§ Written request: Below are the records; pull every line that includes "насъ".

--- BEGIN ---

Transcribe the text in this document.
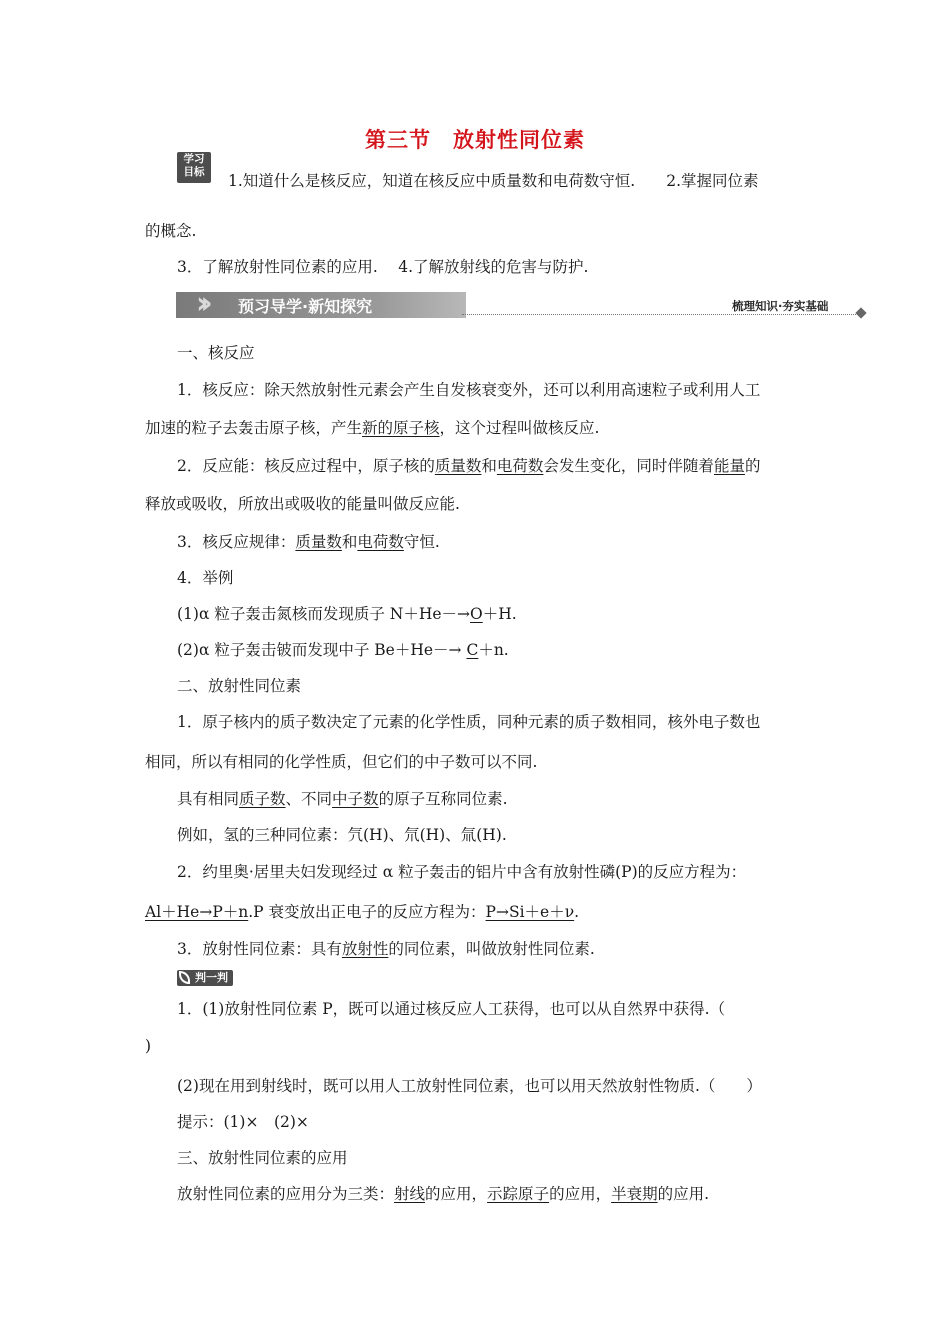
第三节　放射性同位素
学习
目标	1.知道什么是核反应，知道在核反应中质量数和电荷数守恒.　　2.掌握同位素
的概念.
3．了解放射性同位素的应用.　 4.了解放射线的危害与防护.
›› 预习导学·新知探究	梳理知识·夯实基础
一、核反应
1．核反应：除天然放射性元素会产生自发核衰变外，还可以利用高速粒子或利用人工
加速的粒子去轰击原子核，产生新的原子核，这个过程叫做核反应.
2．反应能：核反应过程中，原子核的质量数和电荷数会发生变化，同时伴随着能量的
释放或吸收，所放出或吸收的能量叫做反应能.
3．核反应规律：质量数和电荷数守恒.
4．举例
(1)α 粒子轰击氮核而发现质子 N＋He－→O＋H.
(2)α 粒子轰击铍而发现中子 Be＋He－→ C＋n.
二、放射性同位素
1．原子核内的质子数决定了元素的化学性质，同种元素的质子数相同，核外电子数也
相同，所以有相同的化学性质，但它们的中子数可以不同.
具有相同质子数、不同中子数的原子互称同位素.
例如，氢的三种同位素：氕(H)、氘(H)、氚(H).
2．约里奥·居里夫妇发现经过 α 粒子轰击的铝片中含有放射性磷(P)的反应方程为：
Al＋He→P＋n.P 衰变放出正电子的反应方程为：P→Si＋e＋ν.
3．放射性同位素：具有放射性的同位素，叫做放射性同位素.
判一判
1．(1)放射性同位素 P，既可以通过核反应人工获得，也可以从自然界中获得.（
)
(2)现在用到射线时，既可以用人工放射性同位素，也可以用天然放射性物质.（　　）
提示：(1)×　(2)×
三、放射性同位素的应用
放射性同位素的应用分为三类：射线的应用，示踪原子的应用，半衰期的应用.
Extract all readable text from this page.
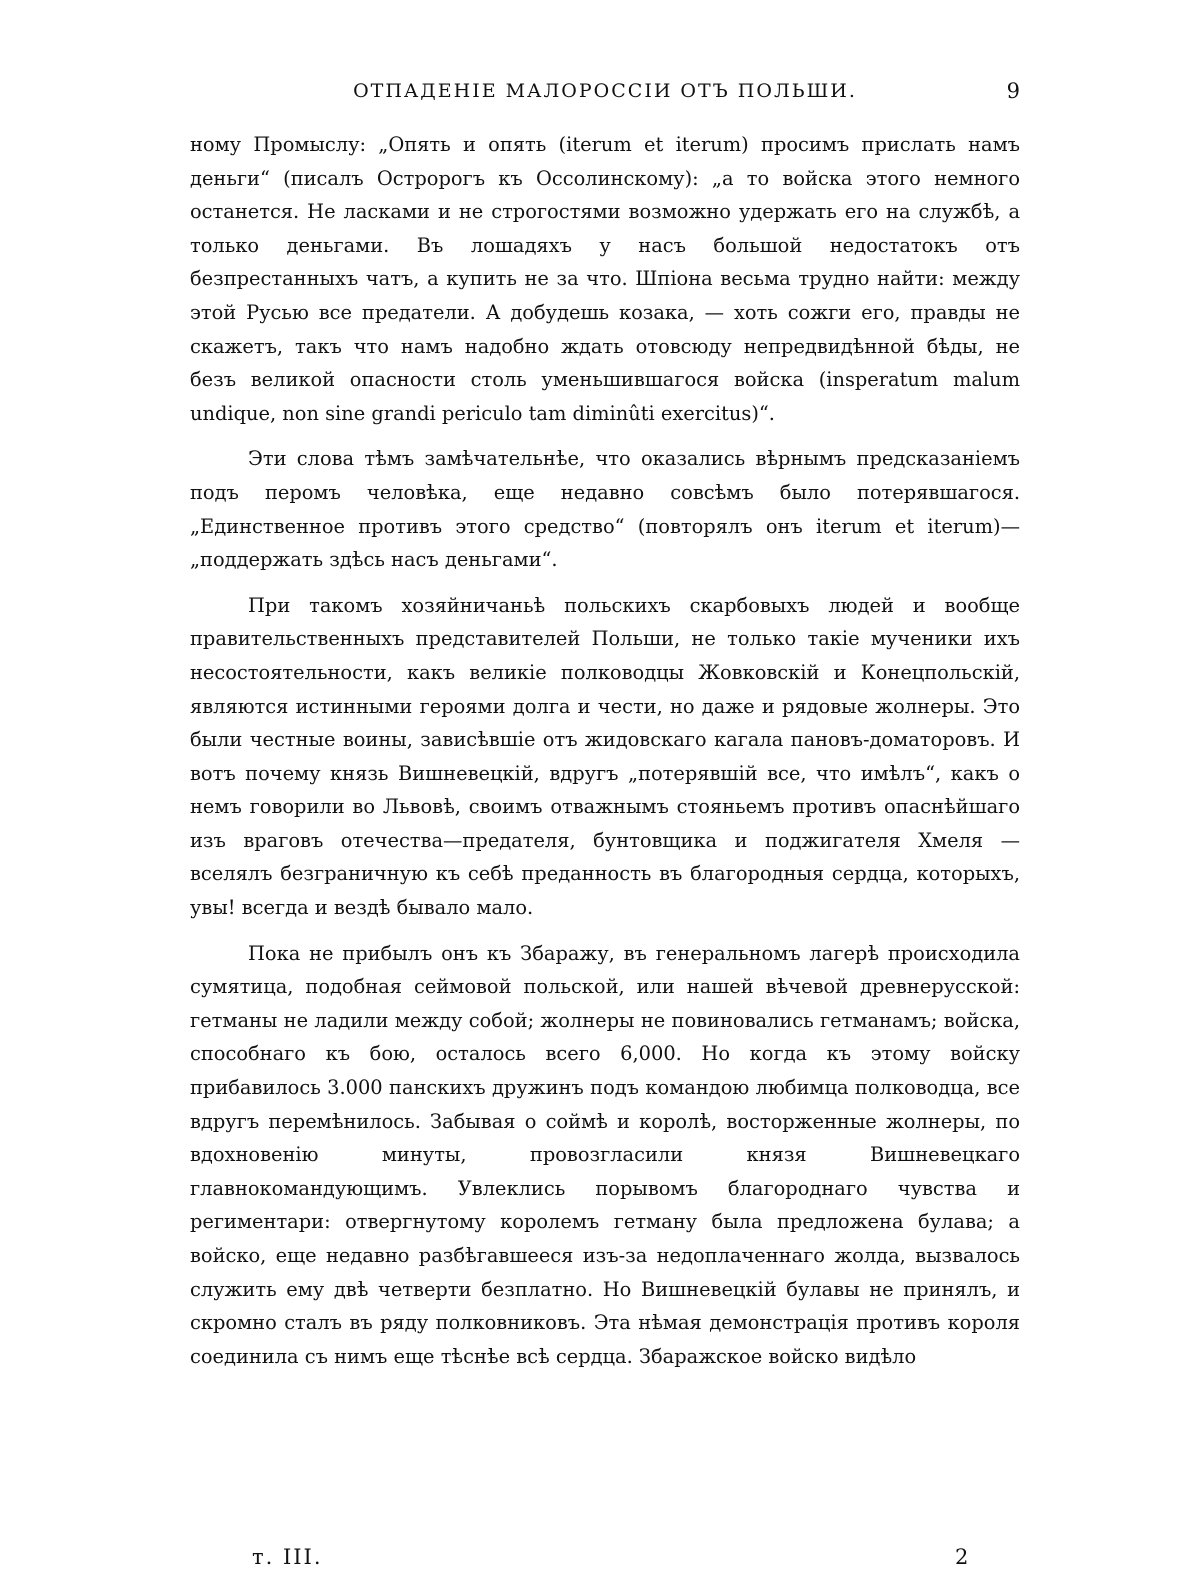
ОТПАДЕНІЕ МАЛОРОССІИ ОТЪ ПОЛЬШИ.	9

ному Промыслу: „Опять и опять (iterum et iterum) просимъ прислать намъ деньги“ (писалъ Остророгъ къ Оссолинскому): „а то войска этого немного останется. Не ласками и не строгостями возможно удержать его на службѣ, а только деньгами. Въ лошадяхъ у насъ большой недостатокъ отъ безпрестанныхъ чатъ, а купить не за что. Шпiона весьма трудно найти: между этой Русью все предатели. А добудешь козака, — хоть сожги его, правды не скажетъ, такъ что намъ надобно ждать отовсюду непредвидѣнной бѣды, не безъ великой опасности столь уменьшившагося войска (insperatum malum undique, non sine grandi periculo tam diminûti exercitus)“.

Эти слова тѣмъ замѣчательнѣе, что оказались вѣрнымъ предсказанiемъ подъ перомъ человѣка, еще недавно совсѣмъ было потерявшагося. „Единственное противъ этого средство“ (повторялъ онъ iterum et iterum)—„поддержать здѣсь насъ деньгами“.

При такомъ хозяйничаньѣ польскихъ скарбовыхъ людей и вообще правительственныхъ представителей Польши, не только такiе мученики ихъ несостоятельности, какъ великiе полководцы Жовковскiй и Конецпольскiй, являются истинными героями долга и чести, но даже и рядовые жолнеры. Это были честные воины, зависѣвшiе отъ жидовскаго кагала пановъ-доматоровъ. И вотъ почему князь Вишневецкiй, вдругъ „потерявшiй все, что имѣлъ“, какъ о немъ говорили во Львовѣ, своимъ отважнымъ стояньемъ противъ опаснѣйшаго изъ враговъ отечества—предателя, бунтовщика и поджигателя Хмеля — вселялъ безграничную къ себѣ преданность въ благородныя сердца, которыхъ, увы! всегда и вездѣ бывало мало.

Пока не прибылъ онъ къ Збаражу, въ генеральномъ лагерѣ происходила сумятица, подобная сеймовой польской, или нашей вѣчевой древнерусской: гетманы не ладили между собой; жолнеры не повиновались гетманамъ; войска, способнаго къ бою, осталось всего 6,000. Но когда къ этому войску прибавилось 3.000 панскихъ дружинъ подъ командою любимца полководца, все вдругъ перемѣнилось. Забывая о соймѣ и королѣ, восторженные жолнеры, по вдохновенiю минуты, провозгласили князя Вишневецкаго главнокомандующимъ. Увлеклись порывомъ благороднаго чувства и региментари: отвергнутому королемъ гетману была предложена булава; а войско, еще недавно разбѣгавшееся изъ-за недоплаченнаго жолда, вызвалось служить ему двѣ четверти безплатно. Но Вишневецкiй булавы не принялъ, и скромно сталъ въ ряду полковниковъ. Эта нѣмая демонстрацiя противъ короля соединила съ нимъ еще тѣснѣе всѣ сердца. Збаражское войско видѣло

т. III.	2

--- END ---

§ Result for this task:
ному Промыслу: „Опять и опять (iterum et iterum) просимъ прислать намъ деньги“ (писалъ Остророгъ къ Оссолинскому): „а то войска этого немного останется. Не ласками и не строгостями возможно удержать его на службѣ, а только деньгами. Въ лошадяхъ у насъ большой недостатокъ отъ безпрестанныхъ чатъ, а купить не за что. Шпiона весьма трудно найти: между этой Русью все предатели. А добудешь козака, — хоть сожги его, правды не скажетъ, такъ что намъ надобно ждать отовсюду непредвидѣнной бѣды, не безъ великой опасности столь уменьшившагося войска (insperatum malum undique, non sine grandi periculo tam diminûti exercitus)“.
Эти слова тѣмъ замѣчательнѣе, что оказались вѣрнымъ предсказанiемъ подъ перомъ человѣка, еще недавно совсѣмъ было потерявшагося. „Единственное противъ этого средство“ (повторялъ онъ iterum et iterum)—„поддержать здѣсь насъ деньгами“.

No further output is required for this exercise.